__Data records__
━━━
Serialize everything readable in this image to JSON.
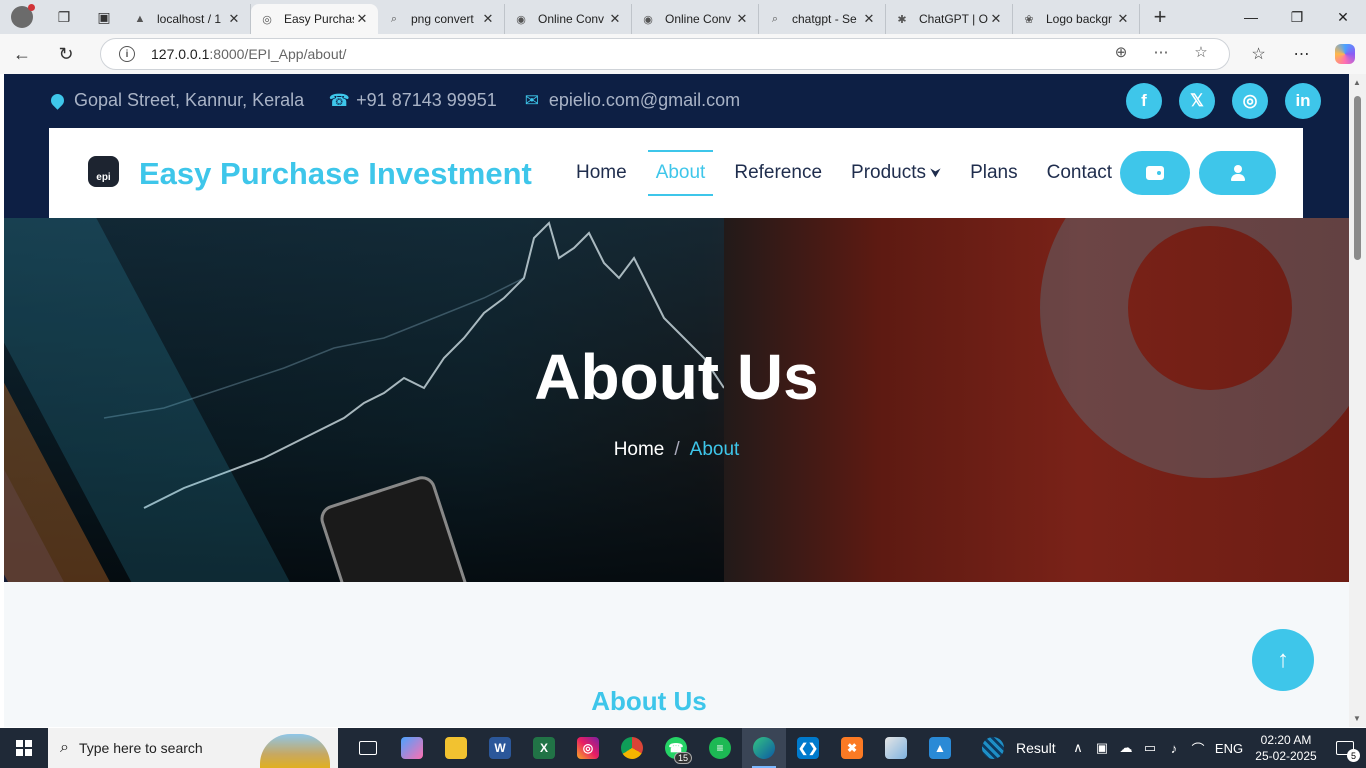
{
  "browser": {
    "tabs": [
      {
        "label": "localhost / 1",
        "favicon": "phpmyadmin-icon"
      },
      {
        "label": "Easy Purchas",
        "favicon": "globe-icon",
        "active": true
      },
      {
        "label": "png convert",
        "favicon": "search-icon"
      },
      {
        "label": "Online Conv",
        "favicon": "converter-icon"
      },
      {
        "label": "Online Conv",
        "favicon": "converter-icon"
      },
      {
        "label": "chatgpt - Se",
        "favicon": "search-icon"
      },
      {
        "label": "ChatGPT | O",
        "favicon": "chatgpt-icon"
      },
      {
        "label": "Logo backgr",
        "favicon": "openai-icon"
      }
    ],
    "url_host": "127.0.0.1",
    "url_path": ":8000/EPI_App/about/"
  },
  "site": {
    "address": "Gopal Street, Kannur, Kerala",
    "phone": "+91 87143 99951",
    "email": "epielio.com@gmail.com",
    "socials": [
      "facebook",
      "twitter",
      "instagram",
      "linkedin"
    ],
    "logo_text": "epi",
    "brand": "Easy Purchase Investment",
    "menu": {
      "home": "Home",
      "about": "About",
      "reference": "Reference",
      "products": "Products",
      "plans": "Plans",
      "contact": "Contact"
    },
    "accent": "#3ec6ea",
    "navy": "#0d1f44"
  },
  "hero": {
    "title": "About Us",
    "crumb_home": "Home",
    "crumb_sep": "/",
    "crumb_current": "About"
  },
  "section": {
    "title": "About Us"
  },
  "taskbar": {
    "search_placeholder": "Type here to search",
    "whatsapp_badge": "15",
    "result_label": "Result",
    "lang": "ENG",
    "time": "02:20 AM",
    "date": "25-02-2025",
    "notifications": "5"
  }
}
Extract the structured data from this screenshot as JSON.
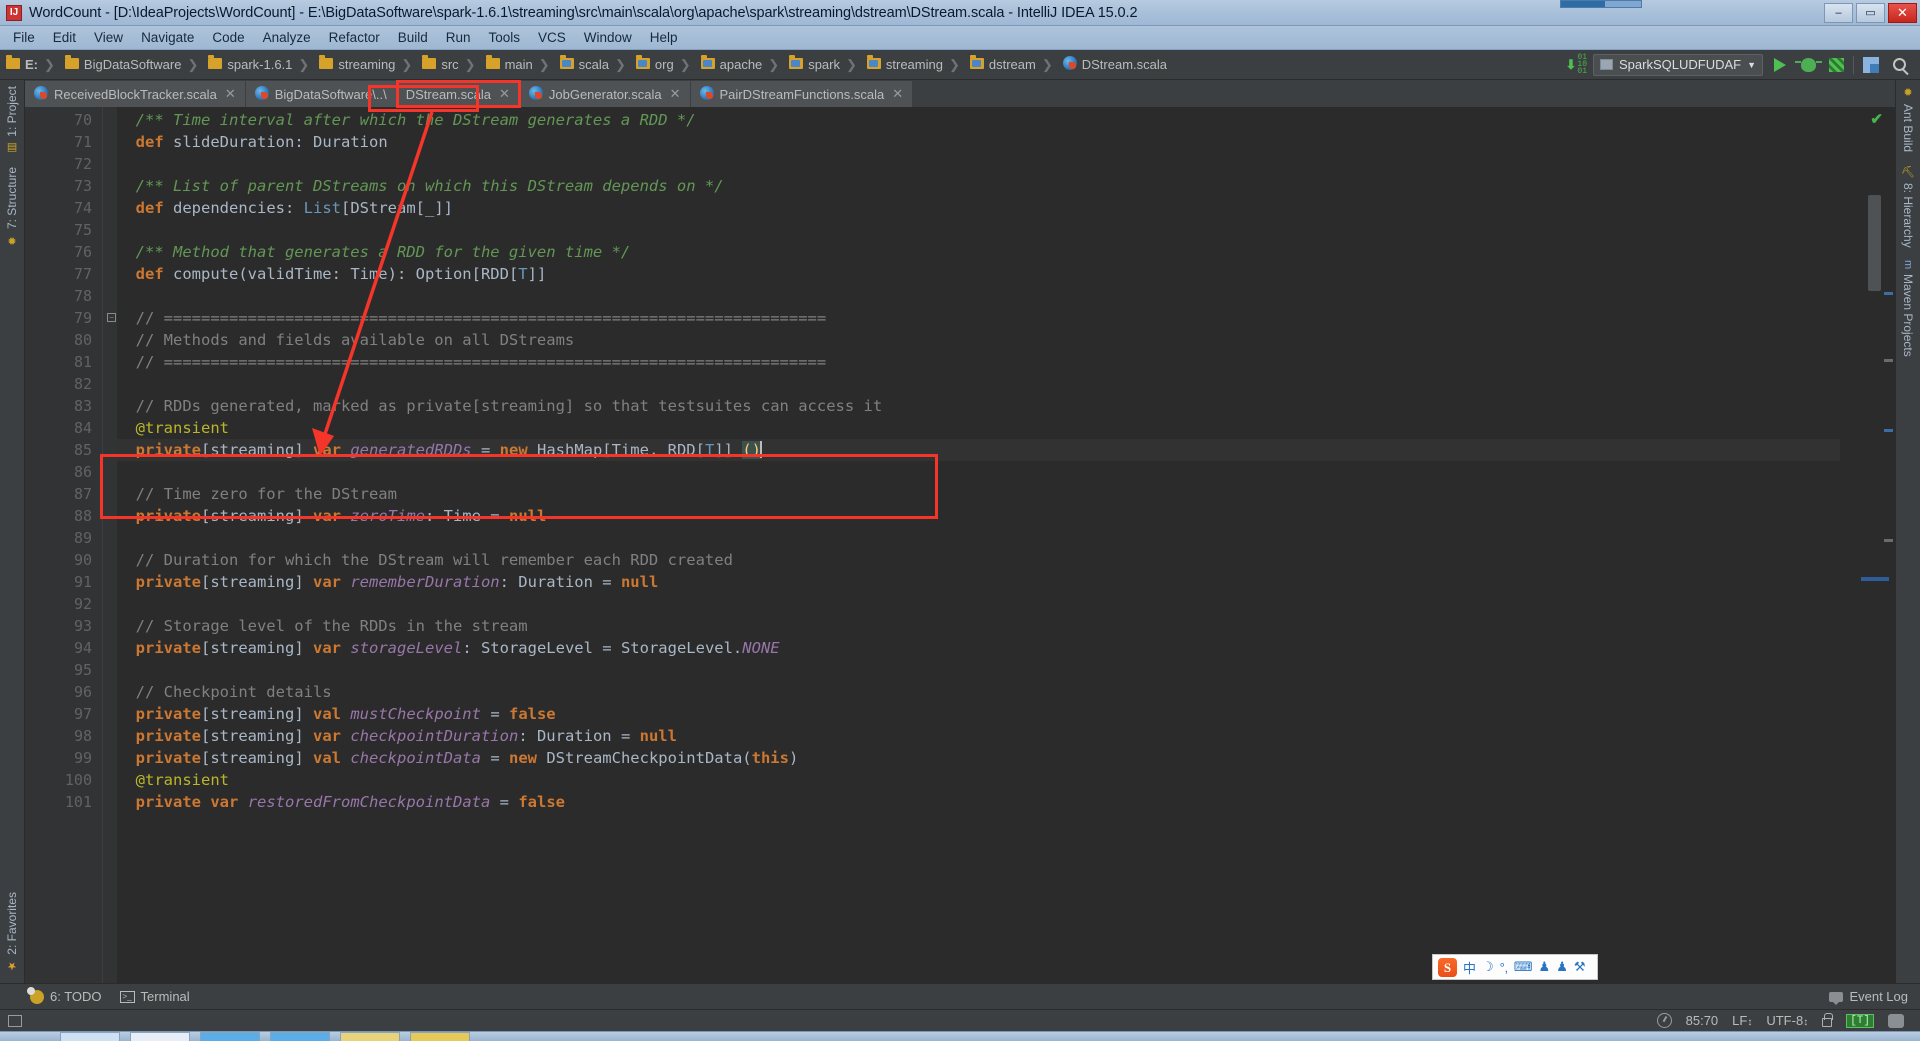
━━━
__Exercise instructions__
All lines holding the word "JSON" should be picked out and copied.

__Complete output__
Serialize everything readable in this image to JSON.
Extract the structured data from this screenshot as JSON.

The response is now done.